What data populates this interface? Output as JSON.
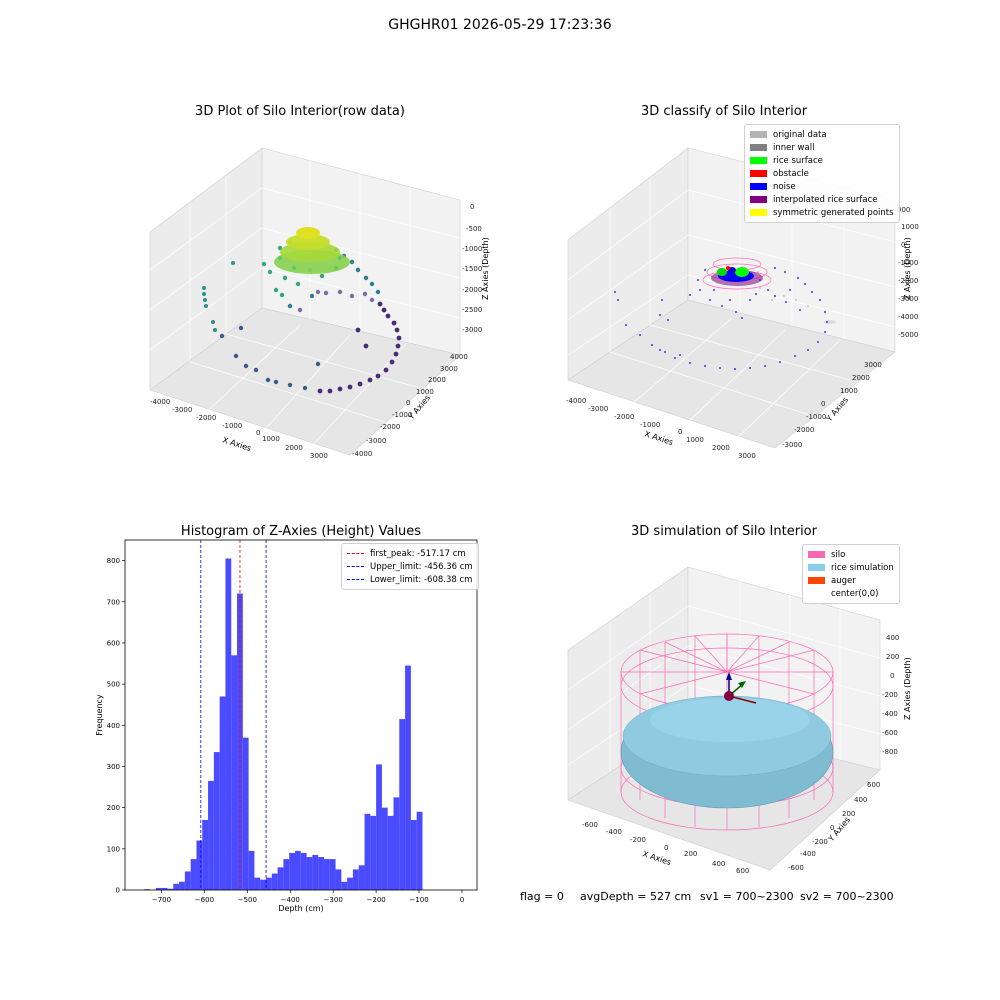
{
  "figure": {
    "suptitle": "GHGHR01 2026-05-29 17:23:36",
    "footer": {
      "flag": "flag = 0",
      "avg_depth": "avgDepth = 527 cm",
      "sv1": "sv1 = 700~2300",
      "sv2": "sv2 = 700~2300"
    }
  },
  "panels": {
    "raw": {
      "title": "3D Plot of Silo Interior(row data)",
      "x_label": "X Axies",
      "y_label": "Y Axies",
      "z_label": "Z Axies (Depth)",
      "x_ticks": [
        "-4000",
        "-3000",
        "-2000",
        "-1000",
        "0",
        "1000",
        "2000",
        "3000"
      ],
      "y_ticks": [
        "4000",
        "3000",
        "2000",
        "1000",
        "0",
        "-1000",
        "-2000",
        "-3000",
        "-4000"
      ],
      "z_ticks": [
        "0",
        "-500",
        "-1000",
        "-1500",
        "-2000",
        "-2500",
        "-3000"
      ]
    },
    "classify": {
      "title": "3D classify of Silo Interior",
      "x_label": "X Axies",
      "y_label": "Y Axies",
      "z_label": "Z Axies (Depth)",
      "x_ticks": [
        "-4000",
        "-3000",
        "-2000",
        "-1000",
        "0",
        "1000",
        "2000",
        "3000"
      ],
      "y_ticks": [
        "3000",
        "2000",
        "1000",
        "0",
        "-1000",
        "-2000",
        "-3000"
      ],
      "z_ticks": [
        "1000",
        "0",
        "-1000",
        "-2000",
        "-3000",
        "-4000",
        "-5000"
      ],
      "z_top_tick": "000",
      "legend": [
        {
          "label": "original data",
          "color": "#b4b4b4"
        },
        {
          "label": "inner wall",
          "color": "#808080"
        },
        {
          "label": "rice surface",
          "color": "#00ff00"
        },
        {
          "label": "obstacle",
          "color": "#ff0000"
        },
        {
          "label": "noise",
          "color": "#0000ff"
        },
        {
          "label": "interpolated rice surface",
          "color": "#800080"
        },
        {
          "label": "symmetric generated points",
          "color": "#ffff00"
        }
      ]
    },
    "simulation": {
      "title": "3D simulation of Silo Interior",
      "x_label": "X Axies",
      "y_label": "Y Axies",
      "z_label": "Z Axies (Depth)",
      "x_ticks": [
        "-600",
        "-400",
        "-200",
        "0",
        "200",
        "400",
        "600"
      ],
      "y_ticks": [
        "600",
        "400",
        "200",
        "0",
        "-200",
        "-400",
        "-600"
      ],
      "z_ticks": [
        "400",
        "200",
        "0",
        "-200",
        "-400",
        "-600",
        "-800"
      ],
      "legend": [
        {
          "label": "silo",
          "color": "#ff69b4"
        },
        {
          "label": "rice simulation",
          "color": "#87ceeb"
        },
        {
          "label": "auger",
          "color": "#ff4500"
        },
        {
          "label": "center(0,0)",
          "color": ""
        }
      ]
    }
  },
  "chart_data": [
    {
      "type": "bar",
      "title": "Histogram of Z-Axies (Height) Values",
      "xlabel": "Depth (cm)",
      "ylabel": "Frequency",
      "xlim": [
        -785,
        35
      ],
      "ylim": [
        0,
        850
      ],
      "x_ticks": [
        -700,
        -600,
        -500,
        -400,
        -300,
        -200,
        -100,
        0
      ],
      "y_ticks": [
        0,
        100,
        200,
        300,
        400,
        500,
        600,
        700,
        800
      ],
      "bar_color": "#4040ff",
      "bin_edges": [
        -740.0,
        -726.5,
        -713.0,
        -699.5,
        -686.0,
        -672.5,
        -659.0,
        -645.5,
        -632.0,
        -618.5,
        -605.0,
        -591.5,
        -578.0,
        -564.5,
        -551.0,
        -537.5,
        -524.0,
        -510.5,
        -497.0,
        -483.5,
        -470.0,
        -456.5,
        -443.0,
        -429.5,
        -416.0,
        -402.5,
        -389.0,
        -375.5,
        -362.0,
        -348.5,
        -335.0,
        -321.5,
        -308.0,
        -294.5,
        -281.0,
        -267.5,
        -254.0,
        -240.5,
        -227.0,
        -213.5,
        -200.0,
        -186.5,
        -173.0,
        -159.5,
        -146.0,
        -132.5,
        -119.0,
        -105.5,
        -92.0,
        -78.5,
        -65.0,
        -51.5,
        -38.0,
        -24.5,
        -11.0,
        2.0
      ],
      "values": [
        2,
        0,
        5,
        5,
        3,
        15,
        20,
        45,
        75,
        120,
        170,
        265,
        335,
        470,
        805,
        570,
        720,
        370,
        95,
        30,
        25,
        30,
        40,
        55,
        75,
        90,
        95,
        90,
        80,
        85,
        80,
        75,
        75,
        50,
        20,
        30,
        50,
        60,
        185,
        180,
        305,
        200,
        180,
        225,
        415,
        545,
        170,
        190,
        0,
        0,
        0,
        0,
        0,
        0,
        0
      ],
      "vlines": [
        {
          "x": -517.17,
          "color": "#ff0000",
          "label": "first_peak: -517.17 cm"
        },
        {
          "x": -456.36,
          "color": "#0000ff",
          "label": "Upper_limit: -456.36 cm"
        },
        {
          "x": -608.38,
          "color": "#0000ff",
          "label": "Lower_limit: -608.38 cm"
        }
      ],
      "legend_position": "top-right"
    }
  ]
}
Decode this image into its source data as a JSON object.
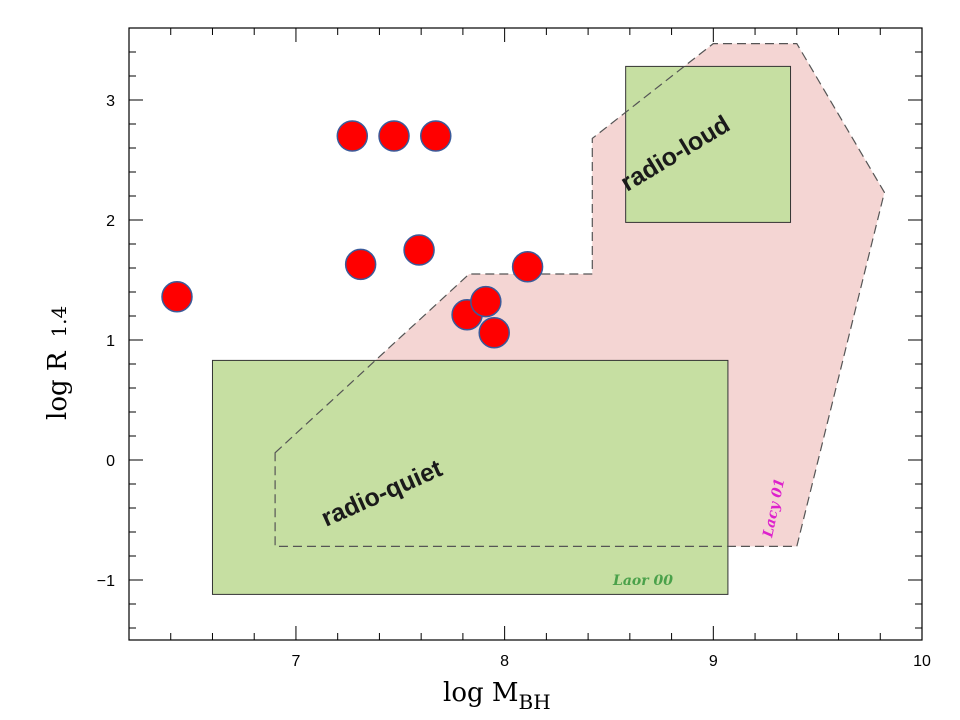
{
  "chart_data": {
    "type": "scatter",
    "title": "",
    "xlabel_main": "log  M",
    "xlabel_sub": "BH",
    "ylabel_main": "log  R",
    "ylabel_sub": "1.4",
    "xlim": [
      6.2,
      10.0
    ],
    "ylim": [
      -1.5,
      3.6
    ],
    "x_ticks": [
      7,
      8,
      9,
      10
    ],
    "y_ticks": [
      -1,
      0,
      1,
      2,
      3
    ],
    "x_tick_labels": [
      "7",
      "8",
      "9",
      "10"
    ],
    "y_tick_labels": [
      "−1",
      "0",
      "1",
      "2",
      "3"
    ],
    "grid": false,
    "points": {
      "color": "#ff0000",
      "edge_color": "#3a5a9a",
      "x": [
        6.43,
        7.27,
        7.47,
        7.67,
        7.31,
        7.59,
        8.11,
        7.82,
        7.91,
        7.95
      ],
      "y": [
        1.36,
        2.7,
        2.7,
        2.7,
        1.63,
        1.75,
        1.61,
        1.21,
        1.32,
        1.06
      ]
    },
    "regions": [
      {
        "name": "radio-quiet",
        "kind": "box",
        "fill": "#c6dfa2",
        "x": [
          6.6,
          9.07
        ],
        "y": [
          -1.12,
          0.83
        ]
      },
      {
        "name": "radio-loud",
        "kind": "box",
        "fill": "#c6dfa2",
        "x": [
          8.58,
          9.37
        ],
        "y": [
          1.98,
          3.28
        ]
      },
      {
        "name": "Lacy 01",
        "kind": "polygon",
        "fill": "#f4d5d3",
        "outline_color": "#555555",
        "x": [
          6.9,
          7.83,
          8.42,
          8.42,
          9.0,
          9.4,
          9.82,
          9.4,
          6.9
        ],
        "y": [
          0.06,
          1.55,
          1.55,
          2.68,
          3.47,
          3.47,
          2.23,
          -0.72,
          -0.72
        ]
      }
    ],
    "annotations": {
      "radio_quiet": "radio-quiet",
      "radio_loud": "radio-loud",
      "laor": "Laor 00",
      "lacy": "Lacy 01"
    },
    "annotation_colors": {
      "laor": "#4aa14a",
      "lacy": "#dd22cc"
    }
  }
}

=====

* Task to complete:
Pictures appear in the records above. Output everything except them, exactly.

* Expected output:
What data populates this interface? Output as JSON.
{
  "figure": {
    "suptitle": "GHGHR01 2026-05-29 17:23:36",
    "footer": {
      "flag": "flag = 0",
      "avg_depth": "avgDepth = 527 cm",
      "sv1": "sv1 = 700~2300",
      "sv2": "sv2 = 700~2300"
    }
  },
  "panels": {
    "raw": {
      "title": "3D Plot of Silo Interior(row data)",
      "x_label": "X Axies",
      "y_label": "Y Axies",
      "z_label": "Z Axies (Depth)",
      "x_ticks": [
        "-4000",
        "-3000",
        "-2000",
        "-1000",
        "0",
        "1000",
        "2000",
        "3000"
      ],
      "y_ticks": [
        "4000",
        "3000",
        "2000",
        "1000",
        "0",
        "-1000",
        "-2000",
        "-3000",
        "-4000"
      ],
      "z_ticks": [
        "0",
        "-500",
        "-1000",
        "-1500",
        "-2000",
        "-2500",
        "-3000"
      ]
    },
    "classify": {
      "title": "3D classify of Silo Interior",
      "x_label": "X Axies",
      "y_label": "Y Axies",
      "z_label": "Z Axies (Depth)",
      "x_ticks": [
        "-4000",
        "-3000",
        "-2000",
        "-1000",
        "0",
        "1000",
        "2000",
        "3000"
      ],
      "y_ticks": [
        "3000",
        "2000",
        "1000",
        "0",
        "-1000",
        "-2000",
        "-3000"
      ],
      "z_ticks": [
        "1000",
        "0",
        "-1000",
        "-2000",
        "-3000",
        "-4000",
        "-5000"
      ],
      "z_top_tick": "000",
      "legend": [
        {
          "label": "original data",
          "color": "#b4b4b4"
        },
        {
          "label": "inner wall",
          "color": "#808080"
        },
        {
          "label": "rice surface",
          "color": "#00ff00"
        },
        {
          "label": "obstacle",
          "color": "#ff0000"
        },
        {
          "label": "noise",
          "color": "#0000ff"
        },
        {
          "label": "interpolated rice surface",
          "color": "#800080"
        },
        {
          "label": "symmetric generated points",
          "color": "#ffff00"
        }
      ]
    },
    "simulation": {
      "title": "3D simulation of Silo Interior",
      "x_label": "X Axies",
      "y_label": "Y Axies",
      "z_label": "Z Axies (Depth)",
      "x_ticks": [
        "-600",
        "-400",
        "-200",
        "0",
        "200",
        "400",
        "600"
      ],
      "y_ticks": [
        "600",
        "400",
        "200",
        "0",
        "-200",
        "-400",
        "-600"
      ],
      "z_ticks": [
        "400",
        "200",
        "0",
        "-200",
        "-400",
        "-600",
        "-800"
      ],
      "legend": [
        {
          "label": "silo",
          "color": "#ff69b4"
        },
        {
          "label": "rice simulation",
          "color": "#87ceeb"
        },
        {
          "label": "auger",
          "color": "#ff4500"
        },
        {
          "label": "center(0,0)",
          "color": ""
        }
      ]
    }
  },
  "chart_data": [
    {
      "type": "bar",
      "title": "Histogram of Z-Axies (Height) Values",
      "xlabel": "Depth (cm)",
      "ylabel": "Frequency",
      "xlim": [
        -785,
        35
      ],
      "ylim": [
        0,
        850
      ],
      "x_ticks": [
        -700,
        -600,
        -500,
        -400,
        -300,
        -200,
        -100,
        0
      ],
      "y_ticks": [
        0,
        100,
        200,
        300,
        400,
        500,
        600,
        700,
        800
      ],
      "bar_color": "#4040ff",
      "bin_edges": [
        -740.0,
        -726.5,
        -713.0,
        -699.5,
        -686.0,
        -672.5,
        -659.0,
        -645.5,
        -632.0,
        -618.5,
        -605.0,
        -591.5,
        -578.0,
        -564.5,
        -551.0,
        -537.5,
        -524.0,
        -510.5,
        -497.0,
        -483.5,
        -470.0,
        -456.5,
        -443.0,
        -429.5,
        -416.0,
        -402.5,
        -389.0,
        -375.5,
        -362.0,
        -348.5,
        -335.0,
        -321.5,
        -308.0,
        -294.5,
        -281.0,
        -267.5,
        -254.0,
        -240.5,
        -227.0,
        -213.5,
        -200.0,
        -186.5,
        -173.0,
        -159.5,
        -146.0,
        -132.5,
        -119.0,
        -105.5,
        -92.0,
        -78.5,
        -65.0,
        -51.5,
        -38.0,
        -24.5,
        -11.0,
        2.0
      ],
      "values": [
        2,
        0,
        5,
        5,
        3,
        15,
        20,
        45,
        75,
        120,
        170,
        265,
        335,
        470,
        805,
        570,
        720,
        370,
        95,
        30,
        25,
        30,
        40,
        55,
        75,
        90,
        95,
        90,
        80,
        85,
        80,
        75,
        75,
        50,
        20,
        30,
        50,
        60,
        185,
        180,
        305,
        200,
        180,
        225,
        415,
        545,
        170,
        190,
        0,
        0,
        0,
        0,
        0,
        0,
        0
      ],
      "vlines": [
        {
          "x": -517.17,
          "color": "#ff0000",
          "label": "first_peak: -517.17 cm"
        },
        {
          "x": -456.36,
          "color": "#0000ff",
          "label": "Upper_limit: -456.36 cm"
        },
        {
          "x": -608.38,
          "color": "#0000ff",
          "label": "Lower_limit: -608.38 cm"
        }
      ],
      "legend_position": "top-right"
    }
  ]
}
Decode this image into its source data as a JSON object.
{
  "chart_data": {
    "type": "scatter",
    "title": "",
    "xlabel_main": "log  M",
    "xlabel_sub": "BH",
    "ylabel_main": "log  R",
    "ylabel_sub": "1.4",
    "xlim": [
      6.2,
      10.0
    ],
    "ylim": [
      -1.5,
      3.6
    ],
    "x_ticks": [
      7,
      8,
      9,
      10
    ],
    "y_ticks": [
      -1,
      0,
      1,
      2,
      3
    ],
    "x_tick_labels": [
      "7",
      "8",
      "9",
      "10"
    ],
    "y_tick_labels": [
      "−1",
      "0",
      "1",
      "2",
      "3"
    ],
    "grid": false,
    "points": {
      "color": "#ff0000",
      "edge_color": "#3a5a9a",
      "x": [
        6.43,
        7.27,
        7.47,
        7.67,
        7.31,
        7.59,
        8.11,
        7.82,
        7.91,
        7.95
      ],
      "y": [
        1.36,
        2.7,
        2.7,
        2.7,
        1.63,
        1.75,
        1.61,
        1.21,
        1.32,
        1.06
      ]
    },
    "regions": [
      {
        "name": "radio-quiet",
        "kind": "box",
        "fill": "#c6dfa2",
        "x": [
          6.6,
          9.07
        ],
        "y": [
          -1.12,
          0.83
        ]
      },
      {
        "name": "radio-loud",
        "kind": "box",
        "fill": "#c6dfa2",
        "x": [
          8.58,
          9.37
        ],
        "y": [
          1.98,
          3.28
        ]
      },
      {
        "name": "Lacy 01",
        "kind": "polygon",
        "fill": "#f4d5d3",
        "outline_color": "#555555",
        "x": [
          6.9,
          7.83,
          8.42,
          8.42,
          9.0,
          9.4,
          9.82,
          9.4,
          6.9
        ],
        "y": [
          0.06,
          1.55,
          1.55,
          2.68,
          3.47,
          3.47,
          2.23,
          -0.72,
          -0.72
        ]
      }
    ],
    "annotations": {
      "radio_quiet": "radio-quiet",
      "radio_loud": "radio-loud",
      "laor": "Laor 00",
      "lacy": "Lacy 01"
    },
    "annotation_colors": {
      "laor": "#4aa14a",
      "lacy": "#dd22cc"
    }
  }
}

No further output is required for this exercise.